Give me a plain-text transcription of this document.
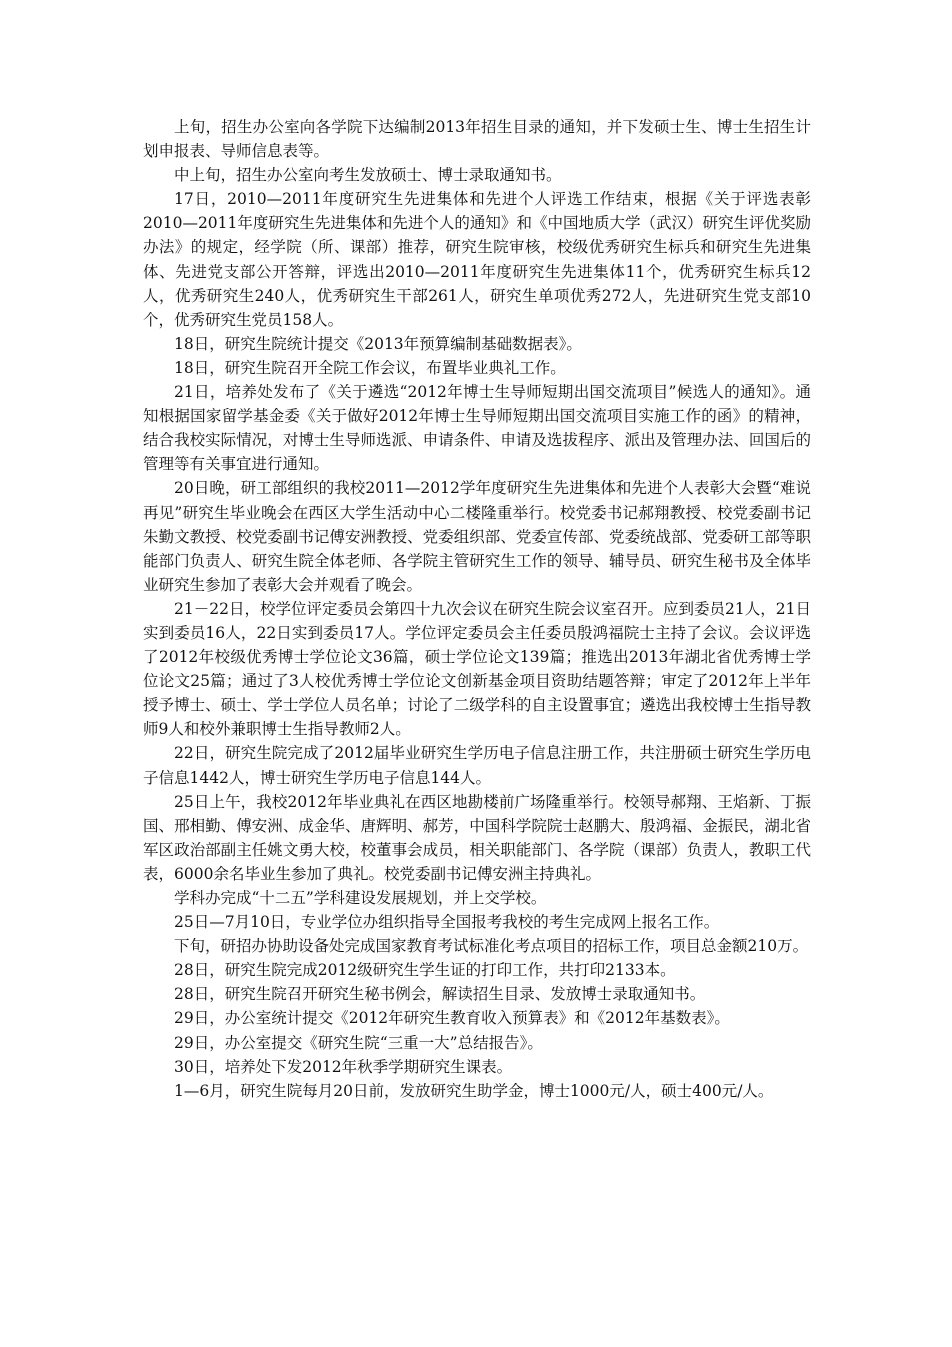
上旬，招生办公室向各学院下达编制2013年招生目录的通知，并下发硕士生、博士生招生计划申报表、导师信息表等。

中上旬，招生办公室向考生发放硕士、博士录取通知书。

17日，2010—2011年度研究生先进集体和先进个人评选工作结束，根据《关于评选表彰2010—2011年度研究生先进集体和先进个人的通知》和《中国地质大学（武汉）研究生评优奖励办法》的规定，经学院（所、课部）推荐，研究生院审核，校级优秀研究生标兵和研究生先进集体、先进党支部公开答辩，评选出2010—2011年度研究生先进集体11个，优秀研究生标兵12人，优秀研究生240人，优秀研究生干部261人，研究生单项优秀272人，先进研究生党支部10个，优秀研究生党员158人。

18日，研究生院统计提交《2013年预算编制基础数据表》。

18日，研究生院召开全院工作会议，布置毕业典礼工作。

21日，培养处发布了《关于遴选“2012年博士生导师短期出国交流项目”候选人的通知》。通知根据国家留学基金委《关于做好2012年博士生导师短期出国交流项目实施工作的函》的精神，结合我校实际情况，对博士生导师选派、申请条件、申请及选拔程序、派出及管理办法、回国后的管理等有关事宜进行通知。

20日晚，研工部组织的我校2011—2012学年度研究生先进集体和先进个人表彰大会暨“难说再见”研究生毕业晚会在西区大学生活动中心二楼隆重举行。校党委书记郝翔教授、校党委副书记朱勤文教授、校党委副书记傅安洲教授、党委组织部、党委宣传部、党委统战部、党委研工部等职能部门负责人、研究生院全体老师、各学院主管研究生工作的领导、辅导员、研究生秘书及全体毕业研究生参加了表彰大会并观看了晚会。

21－22日，校学位评定委员会第四十九次会议在研究生院会议室召开。应到委员21人，21日实到委员16人，22日实到委员17人。学位评定委员会主任委员殷鸿福院士主持了会议。会议评选了2012年校级优秀博士学位论文36篇，硕士学位论文139篇；推选出2013年湖北省优秀博士学位论文25篇；通过了3人校优秀博士学位论文创新基金项目资助结题答辩；审定了2012年上半年授予博士、硕士、学士学位人员名单；讨论了二级学科的自主设置事宜；遴选出我校博士生指导教师9人和校外兼职博士生指导教师2人。

22日，研究生院完成了2012届毕业研究生学历电子信息注册工作，共注册硕士研究生学历电子信息1442人，博士研究生学历电子信息144人。

25日上午，我校2012年毕业典礼在西区地勘楼前广场隆重举行。校领导郝翔、王焰新、丁振国、邢相勤、傅安洲、成金华、唐辉明、郝芳，中国科学院院士赵鹏大、殷鸿福、金振民，湖北省军区政治部副主任姚文勇大校，校董事会成员，相关职能部门、各学院（课部）负责人，教职工代表，6000余名毕业生参加了典礼。校党委副书记傅安洲主持典礼。

学科办完成“十二五”学科建设发展规划，并上交学校。

25日—7月10日，专业学位办组织指导全国报考我校的考生完成网上报名工作。

下旬，研招办协助设备处完成国家教育考试标准化考点项目的招标工作，项目总金额210万。

28日，研究生院完成2012级研究生学生证的打印工作，共打印2133本。

28日，研究生院召开研究生秘书例会，解读招生目录、发放博士录取通知书。

29日，办公室统计提交《2012年研究生教育收入预算表》和《2012年基数表》。

29日，办公室提交《研究生院“三重一大”总结报告》。

30日，培养处下发2012年秋季学期研究生课表。

1—6月，研究生院每月20日前，发放研究生助学金，博士1000元/人，硕士400元/人。
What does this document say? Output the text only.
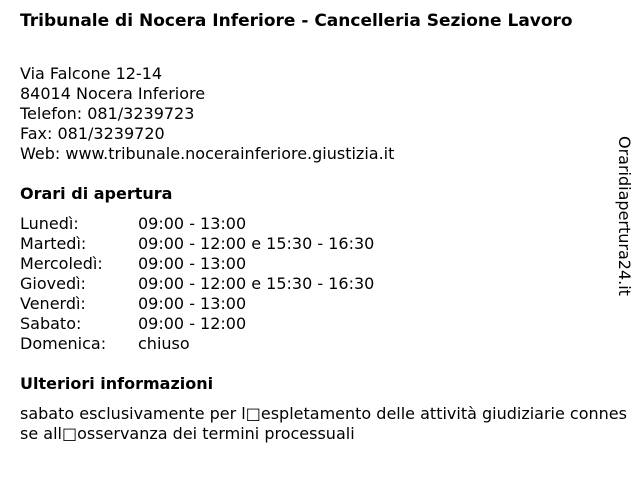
Tribunale di Nocera Inferiore - Cancelleria Sezione Lavoro
Via Falcone 12-14
84014 Nocera Inferiore
Telefon: 081/3239723
Fax: 081/3239720
Web: www.tribunale.nocerainferiore.giustizia.it
Orari di apertura
Lunedì:	09:00 - 13:00
Martedì:	09:00 - 12:00 e 15:30 - 16:30
Mercoledì: 09:00 - 13:00
Giovedì:	09:00 - 12:00 e 15:30 - 16:30
Venerdì:	09:00 - 13:00
Sabato:	09:00 - 12:00
Domenica: chiuso
Ulteriori informazioni
sabato esclusivamente per l□espletamento delle attività giudiziarie connesse all□osservanza dei termini processuali
Oraridiapertura24.it
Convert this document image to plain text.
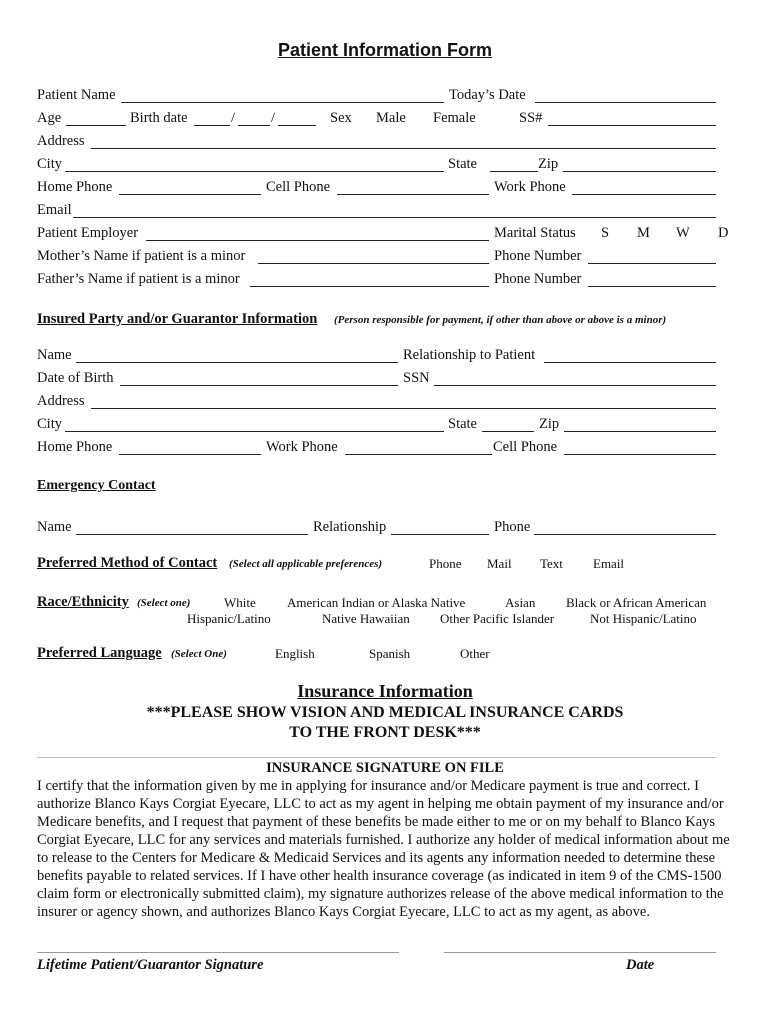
Patient Information Form
Patient Name	Today’s Date
Age	Birth date	/ /	Sex Male Female	SS#
Address
City	State	Zip
Home Phone	Cell Phone	Work Phone
Email
Patient Employer	Marital Status S M W D
Mother’s Name if patient is a minor	Phone Number
Father’s Name if patient is a minor	Phone Number
Insured Party and/or Guarantor Information (Person responsible for payment, if other than above or above is a minor)
Name	Relationship to Patient
Date of Birth	SSN
Address
City	State	Zip
Home Phone	Work Phone	Cell Phone
Emergency Contact
Name	Relationship	Phone
Preferred Method of Contact (Select all applicable preferences)	Phone Mail Text Email
Race/Ethnicity (Select one)	White American Indian or Alaska Native	Asian Black or African American
Hispanic/Latino	Native Hawaiian Other Pacific Islander	Not Hispanic/Latino
Preferred Language (Select One)	English	Spanish	Other
Insurance Information
***PLEASE SHOW VISION AND MEDICAL INSURANCE CARDS
TO THE FRONT DESK***
INSURANCE SIGNATURE ON FILE
I certify that the information given by me in applying for insurance and/or Medicare payment is true and correct. I authorize Blanco Kays Corgiat Eyecare, LLC to act as my agent in helping me obtain payment of my insurance and/or Medicare benefits, and I request that payment of these benefits be made either to me or on my behalf to Blanco Kays Corgiat Eyecare, LLC for any services and materials furnished. I authorize any holder of medical information about me to release to the Centers for Medicare & Medicaid Services and its agents any information needed to determine these benefits payable to related services. If I have other health insurance coverage (as indicated in item 9 of the CMS-1500 claim form or electronically submitted claim), my signature authorizes release of the above medical information to the insurer or agency shown, and authorizes Blanco Kays Corgiat Eyecare, LLC to act as my agent, as above.
Lifetime Patient/Guarantor Signature	Date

◆ WRITTEN EXERCISE ◆
Repeat each entry precisely as it appears. Leave the pictures out.

◆ OUTPUT ◆
Give me a plain-text transcription of this document.
上旬，招生办公室向各学院下达编制2013年招生目录的通知，并下发硕士生、博士生招生计划申报表、导师信息表等。

中上旬，招生办公室向考生发放硕士、博士录取通知书。

17日，2010—2011年度研究生先进集体和先进个人评选工作结束，根据《关于评选表彰2010—2011年度研究生先进集体和先进个人的通知》和《中国地质大学（武汉）研究生评优奖励办法》的规定，经学院（所、课部）推荐，研究生院审核，校级优秀研究生标兵和研究生先进集体、先进党支部公开答辩，评选出2010—2011年度研究生先进集体11个，优秀研究生标兵12人，优秀研究生240人，优秀研究生干部261人，研究生单项优秀272人，先进研究生党支部10个，优秀研究生党员158人。

18日，研究生院统计提交《2013年预算编制基础数据表》。

18日，研究生院召开全院工作会议，布置毕业典礼工作。

21日，培养处发布了《关于遴选“2012年博士生导师短期出国交流项目”候选人的通知》。通知根据国家留学基金委《关于做好2012年博士生导师短期出国交流项目实施工作的函》的精神，结合我校实际情况，对博士生导师选派、申请条件、申请及选拔程序、派出及管理办法、回国后的管理等有关事宜进行通知。

20日晚，研工部组织的我校2011—2012学年度研究生先进集体和先进个人表彰大会暨“难说再见”研究生毕业晚会在西区大学生活动中心二楼隆重举行。校党委书记郝翔教授、校党委副书记朱勤文教授、校党委副书记傅安洲教授、党委组织部、党委宣传部、党委统战部、党委研工部等职能部门负责人、研究生院全体老师、各学院主管研究生工作的领导、辅导员、研究生秘书及全体毕业研究生参加了表彰大会并观看了晚会。

21－22日，校学位评定委员会第四十九次会议在研究生院会议室召开。应到委员21人，21日实到委员16人，22日实到委员17人。学位评定委员会主任委员殷鸿福院士主持了会议。会议评选了2012年校级优秀博士学位论文36篇，硕士学位论文139篇；推选出2013年湖北省优秀博士学位论文25篇；通过了3人校优秀博士学位论文创新基金项目资助结题答辩；审定了2012年上半年授予博士、硕士、学士学位人员名单；讨论了二级学科的自主设置事宜；遴选出我校博士生指导教师9人和校外兼职博士生指导教师2人。

22日，研究生院完成了2012届毕业研究生学历电子信息注册工作，共注册硕士研究生学历电子信息1442人，博士研究生学历电子信息144人。

25日上午，我校2012年毕业典礼在西区地勘楼前广场隆重举行。校领导郝翔、王焰新、丁振国、邢相勤、傅安洲、成金华、唐辉明、郝芳，中国科学院院士赵鹏大、殷鸿福、金振民，湖北省军区政治部副主任姚文勇大校，校董事会成员，相关职能部门、各学院（课部）负责人，教职工代表，6000余名毕业生参加了典礼。校党委副书记傅安洲主持典礼。

学科办完成“十二五”学科建设发展规划，并上交学校。

25日—7月10日，专业学位办组织指导全国报考我校的考生完成网上报名工作。

下旬，研招办协助设备处完成国家教育考试标准化考点项目的招标工作，项目总金额210万。

28日，研究生院完成2012级研究生学生证的打印工作，共打印2133本。

28日，研究生院召开研究生秘书例会，解读招生目录、发放博士录取通知书。

29日，办公室统计提交《2012年研究生教育收入预算表》和《2012年基数表》。

29日，办公室提交《研究生院“三重一大”总结报告》。

30日，培养处下发2012年秋季学期研究生课表。

1—6月，研究生院每月20日前，发放研究生助学金，博士1000元/人，硕士400元/人。
What does this document say? Output the text only.
Tribunale di Nocera Inferiore - Cancelleria Sezione Lavoro
Via Falcone 12-14
84014 Nocera Inferiore
Telefon: 081/3239723
Fax: 081/3239720
Web: www.tribunale.nocerainferiore.giustizia.it
Orari di apertura
Lunedì:	09:00 - 13:00
Martedì:	09:00 - 12:00 e 15:30 - 16:30
Mercoledì: 09:00 - 13:00
Giovedì:	09:00 - 12:00 e 15:30 - 16:30
Venerdì:	09:00 - 13:00
Sabato:	09:00 - 12:00
Domenica: chiuso
Ulteriori informazioni
sabato esclusivamente per l□espletamento delle attività giudiziarie connesse all□osservanza dei termini processuali
Oraridiapertura24.it
Convert this document image to plain text.
Patient Information Form
Patient Name	Today’s Date
Age	Birth date	/ /	Sex Male Female	SS#
Address
City	State	Zip
Home Phone	Cell Phone	Work Phone
Email
Patient Employer	Marital Status S M W D
Mother’s Name if patient is a minor	Phone Number
Father’s Name if patient is a minor	Phone Number
Insured Party and/or Guarantor Information (Person responsible for payment, if other than above or above is a minor)
Name	Relationship to Patient
Date of Birth	SSN
Address
City	State	Zip
Home Phone	Work Phone	Cell Phone
Emergency Contact
Name	Relationship	Phone
Preferred Method of Contact (Select all applicable preferences)	Phone Mail Text Email
Race/Ethnicity (Select one)	White American Indian or Alaska Native	Asian Black or African American
Hispanic/Latino	Native Hawaiian Other Pacific Islander	Not Hispanic/Latino
Preferred Language (Select One)	English	Spanish	Other
Insurance Information
***PLEASE SHOW VISION AND MEDICAL INSURANCE CARDS
TO THE FRONT DESK***
INSURANCE SIGNATURE ON FILE
I certify that the information given by me in applying for insurance and/or Medicare payment is true and correct. I authorize Blanco Kays Corgiat Eyecare, LLC to act as my agent in helping me obtain payment of my insurance and/or Medicare benefits, and I request that payment of these benefits be made either to me or on my behalf to Blanco Kays Corgiat Eyecare, LLC for any services and materials furnished. I authorize any holder of medical information about me to release to the Centers for Medicare & Medicaid Services and its agents any information needed to determine these benefits payable to related services. If I have other health insurance coverage (as indicated in item 9 of the CMS-1500 claim form or electronically submitted claim), my signature authorizes release of the above medical information to the insurer or agency shown, and authorizes Blanco Kays Corgiat Eyecare, LLC to act as my agent, as above.
Lifetime Patient/Guarantor Signature	Date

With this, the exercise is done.